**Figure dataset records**
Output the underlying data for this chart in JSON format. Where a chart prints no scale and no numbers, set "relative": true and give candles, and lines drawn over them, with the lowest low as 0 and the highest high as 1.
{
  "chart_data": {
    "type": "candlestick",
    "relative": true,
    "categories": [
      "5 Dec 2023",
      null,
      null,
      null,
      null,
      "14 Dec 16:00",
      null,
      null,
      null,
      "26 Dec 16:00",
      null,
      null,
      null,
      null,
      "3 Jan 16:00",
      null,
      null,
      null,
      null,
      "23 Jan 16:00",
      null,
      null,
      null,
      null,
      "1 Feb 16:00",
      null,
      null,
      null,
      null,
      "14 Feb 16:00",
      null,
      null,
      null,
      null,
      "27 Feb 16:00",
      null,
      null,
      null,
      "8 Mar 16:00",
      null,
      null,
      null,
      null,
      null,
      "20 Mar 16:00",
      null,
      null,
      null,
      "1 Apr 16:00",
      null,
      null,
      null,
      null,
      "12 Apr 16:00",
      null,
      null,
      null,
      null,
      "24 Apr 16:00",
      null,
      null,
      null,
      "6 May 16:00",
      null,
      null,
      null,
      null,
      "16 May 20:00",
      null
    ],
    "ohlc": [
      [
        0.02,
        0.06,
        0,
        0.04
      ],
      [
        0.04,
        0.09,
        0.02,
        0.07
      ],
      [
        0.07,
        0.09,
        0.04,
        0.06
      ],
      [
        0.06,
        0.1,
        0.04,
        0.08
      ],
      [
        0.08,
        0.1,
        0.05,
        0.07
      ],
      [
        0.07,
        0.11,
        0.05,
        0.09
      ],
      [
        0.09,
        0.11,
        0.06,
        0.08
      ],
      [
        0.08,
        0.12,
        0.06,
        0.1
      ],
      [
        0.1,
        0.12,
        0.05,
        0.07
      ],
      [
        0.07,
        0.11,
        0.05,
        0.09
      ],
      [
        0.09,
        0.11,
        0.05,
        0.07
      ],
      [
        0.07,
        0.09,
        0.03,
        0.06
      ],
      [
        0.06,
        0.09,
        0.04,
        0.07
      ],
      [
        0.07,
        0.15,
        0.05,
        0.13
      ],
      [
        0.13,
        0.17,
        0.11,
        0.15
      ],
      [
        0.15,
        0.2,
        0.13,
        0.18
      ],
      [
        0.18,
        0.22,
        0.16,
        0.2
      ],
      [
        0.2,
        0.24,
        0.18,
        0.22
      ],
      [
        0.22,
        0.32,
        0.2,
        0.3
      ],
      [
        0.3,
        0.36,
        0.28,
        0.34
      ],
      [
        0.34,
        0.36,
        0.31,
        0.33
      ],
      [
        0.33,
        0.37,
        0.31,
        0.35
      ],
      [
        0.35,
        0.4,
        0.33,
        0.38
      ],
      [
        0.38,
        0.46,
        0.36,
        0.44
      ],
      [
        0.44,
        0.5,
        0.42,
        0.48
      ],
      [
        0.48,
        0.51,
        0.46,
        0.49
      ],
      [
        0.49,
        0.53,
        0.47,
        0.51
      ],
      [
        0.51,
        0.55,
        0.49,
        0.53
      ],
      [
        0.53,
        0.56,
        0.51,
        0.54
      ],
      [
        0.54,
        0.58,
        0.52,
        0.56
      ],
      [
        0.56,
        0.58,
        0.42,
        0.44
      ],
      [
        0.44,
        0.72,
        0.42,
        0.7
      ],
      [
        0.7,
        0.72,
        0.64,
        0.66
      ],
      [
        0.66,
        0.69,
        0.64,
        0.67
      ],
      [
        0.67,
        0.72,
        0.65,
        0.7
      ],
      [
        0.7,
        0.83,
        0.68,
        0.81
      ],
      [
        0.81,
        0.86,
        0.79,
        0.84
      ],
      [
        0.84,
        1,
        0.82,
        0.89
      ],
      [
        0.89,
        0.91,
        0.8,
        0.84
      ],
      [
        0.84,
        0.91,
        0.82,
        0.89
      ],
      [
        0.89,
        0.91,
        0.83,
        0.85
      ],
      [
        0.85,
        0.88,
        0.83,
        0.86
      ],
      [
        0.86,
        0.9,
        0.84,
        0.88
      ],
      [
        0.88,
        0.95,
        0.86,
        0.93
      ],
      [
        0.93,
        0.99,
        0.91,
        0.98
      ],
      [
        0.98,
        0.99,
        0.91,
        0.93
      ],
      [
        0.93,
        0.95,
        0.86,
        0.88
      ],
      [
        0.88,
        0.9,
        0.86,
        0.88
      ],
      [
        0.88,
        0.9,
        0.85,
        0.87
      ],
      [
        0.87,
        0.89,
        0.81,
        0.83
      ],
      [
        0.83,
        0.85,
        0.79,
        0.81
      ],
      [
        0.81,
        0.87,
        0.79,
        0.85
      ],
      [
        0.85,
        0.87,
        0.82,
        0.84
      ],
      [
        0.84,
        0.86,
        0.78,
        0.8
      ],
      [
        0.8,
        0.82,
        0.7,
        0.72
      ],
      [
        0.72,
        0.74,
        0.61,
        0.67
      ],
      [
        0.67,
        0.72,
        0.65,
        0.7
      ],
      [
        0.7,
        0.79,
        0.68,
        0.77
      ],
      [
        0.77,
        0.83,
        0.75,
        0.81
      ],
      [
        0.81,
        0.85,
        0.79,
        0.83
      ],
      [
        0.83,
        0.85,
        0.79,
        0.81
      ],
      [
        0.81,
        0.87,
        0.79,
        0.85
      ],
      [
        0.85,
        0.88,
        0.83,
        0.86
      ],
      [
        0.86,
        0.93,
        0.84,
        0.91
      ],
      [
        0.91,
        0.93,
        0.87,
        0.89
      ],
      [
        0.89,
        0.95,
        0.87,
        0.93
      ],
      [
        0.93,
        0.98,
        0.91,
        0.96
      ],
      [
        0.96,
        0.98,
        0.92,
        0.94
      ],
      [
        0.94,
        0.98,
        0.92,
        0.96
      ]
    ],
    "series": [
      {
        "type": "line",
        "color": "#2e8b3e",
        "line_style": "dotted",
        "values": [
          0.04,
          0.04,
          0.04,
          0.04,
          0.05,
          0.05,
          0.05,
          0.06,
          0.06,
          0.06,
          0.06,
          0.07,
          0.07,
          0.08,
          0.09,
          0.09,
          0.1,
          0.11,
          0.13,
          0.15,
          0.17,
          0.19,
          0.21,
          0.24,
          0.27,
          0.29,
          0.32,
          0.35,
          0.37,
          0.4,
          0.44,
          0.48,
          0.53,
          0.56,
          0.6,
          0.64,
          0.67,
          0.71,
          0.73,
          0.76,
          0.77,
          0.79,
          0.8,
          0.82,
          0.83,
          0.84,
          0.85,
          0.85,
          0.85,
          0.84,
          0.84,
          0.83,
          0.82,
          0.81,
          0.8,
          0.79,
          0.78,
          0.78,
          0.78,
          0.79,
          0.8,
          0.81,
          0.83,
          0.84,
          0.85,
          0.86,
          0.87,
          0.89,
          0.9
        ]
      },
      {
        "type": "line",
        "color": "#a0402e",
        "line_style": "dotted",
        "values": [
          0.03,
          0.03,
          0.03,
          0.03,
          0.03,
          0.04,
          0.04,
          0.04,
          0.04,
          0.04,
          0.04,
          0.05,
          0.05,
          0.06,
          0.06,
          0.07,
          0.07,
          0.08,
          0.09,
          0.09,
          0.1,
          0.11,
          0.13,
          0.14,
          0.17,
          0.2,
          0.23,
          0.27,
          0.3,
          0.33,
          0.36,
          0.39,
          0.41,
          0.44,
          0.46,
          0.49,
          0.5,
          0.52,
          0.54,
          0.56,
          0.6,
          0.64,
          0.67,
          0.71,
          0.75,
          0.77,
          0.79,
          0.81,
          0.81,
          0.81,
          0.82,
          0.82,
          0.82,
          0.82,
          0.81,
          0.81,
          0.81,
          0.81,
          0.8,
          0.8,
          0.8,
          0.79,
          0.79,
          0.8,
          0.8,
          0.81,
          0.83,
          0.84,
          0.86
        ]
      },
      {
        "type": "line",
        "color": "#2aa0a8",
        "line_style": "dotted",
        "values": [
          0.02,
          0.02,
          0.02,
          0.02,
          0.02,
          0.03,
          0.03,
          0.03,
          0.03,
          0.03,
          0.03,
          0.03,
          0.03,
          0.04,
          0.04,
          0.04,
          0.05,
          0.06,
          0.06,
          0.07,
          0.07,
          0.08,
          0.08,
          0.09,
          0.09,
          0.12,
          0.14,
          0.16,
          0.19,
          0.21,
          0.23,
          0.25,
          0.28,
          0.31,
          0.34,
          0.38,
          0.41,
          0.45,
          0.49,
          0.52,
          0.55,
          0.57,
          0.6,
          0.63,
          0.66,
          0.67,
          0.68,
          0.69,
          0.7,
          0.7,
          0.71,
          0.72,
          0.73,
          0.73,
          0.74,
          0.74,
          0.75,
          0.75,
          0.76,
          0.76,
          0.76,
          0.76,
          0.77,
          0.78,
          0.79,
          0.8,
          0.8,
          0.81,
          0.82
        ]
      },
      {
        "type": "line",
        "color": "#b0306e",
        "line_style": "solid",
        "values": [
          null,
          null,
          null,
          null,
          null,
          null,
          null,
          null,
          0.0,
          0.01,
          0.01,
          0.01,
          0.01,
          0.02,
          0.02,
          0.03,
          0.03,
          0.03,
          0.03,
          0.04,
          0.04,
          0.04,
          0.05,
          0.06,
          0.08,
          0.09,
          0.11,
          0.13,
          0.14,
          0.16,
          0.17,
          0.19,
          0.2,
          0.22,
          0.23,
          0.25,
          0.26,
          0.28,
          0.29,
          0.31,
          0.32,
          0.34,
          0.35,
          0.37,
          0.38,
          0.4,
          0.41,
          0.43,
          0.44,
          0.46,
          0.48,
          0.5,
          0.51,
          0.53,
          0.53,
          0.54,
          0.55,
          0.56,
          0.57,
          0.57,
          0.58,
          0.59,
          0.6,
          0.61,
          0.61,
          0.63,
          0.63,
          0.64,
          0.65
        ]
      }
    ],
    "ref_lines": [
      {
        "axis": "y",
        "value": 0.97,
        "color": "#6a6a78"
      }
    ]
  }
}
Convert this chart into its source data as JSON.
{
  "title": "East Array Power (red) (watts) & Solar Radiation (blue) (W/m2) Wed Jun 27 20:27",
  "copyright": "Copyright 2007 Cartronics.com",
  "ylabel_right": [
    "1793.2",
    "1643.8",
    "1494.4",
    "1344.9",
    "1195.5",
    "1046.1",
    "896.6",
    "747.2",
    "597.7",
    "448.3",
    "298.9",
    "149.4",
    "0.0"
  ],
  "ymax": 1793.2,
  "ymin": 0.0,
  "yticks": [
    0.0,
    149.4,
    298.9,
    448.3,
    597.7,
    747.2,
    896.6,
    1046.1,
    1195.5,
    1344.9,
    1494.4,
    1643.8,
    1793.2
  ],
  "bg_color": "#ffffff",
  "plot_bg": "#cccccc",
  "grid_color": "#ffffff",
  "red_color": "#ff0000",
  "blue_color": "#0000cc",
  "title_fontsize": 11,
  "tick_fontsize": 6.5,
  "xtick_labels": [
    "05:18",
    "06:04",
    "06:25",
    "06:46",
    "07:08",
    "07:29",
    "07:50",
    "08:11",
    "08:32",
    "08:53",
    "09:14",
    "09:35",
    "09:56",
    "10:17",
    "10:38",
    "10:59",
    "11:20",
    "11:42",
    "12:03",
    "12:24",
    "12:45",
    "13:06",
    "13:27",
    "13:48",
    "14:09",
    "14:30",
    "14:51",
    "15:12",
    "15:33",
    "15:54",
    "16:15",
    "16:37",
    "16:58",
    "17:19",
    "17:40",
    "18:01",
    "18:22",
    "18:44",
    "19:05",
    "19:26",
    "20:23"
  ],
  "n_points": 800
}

**YOUR OBJECTIVE**
Pull every line containing the word "this" out of the entries above.

**RESPONSE BELOW**
Output the underlying data for this chart in JSON format. Where a chart prints no scale and no numbers, set "relative": true and give candles, and lines drawn over them, with the lowest low as 0 and the highest high as 1.
Convert this chart into its source data as JSON.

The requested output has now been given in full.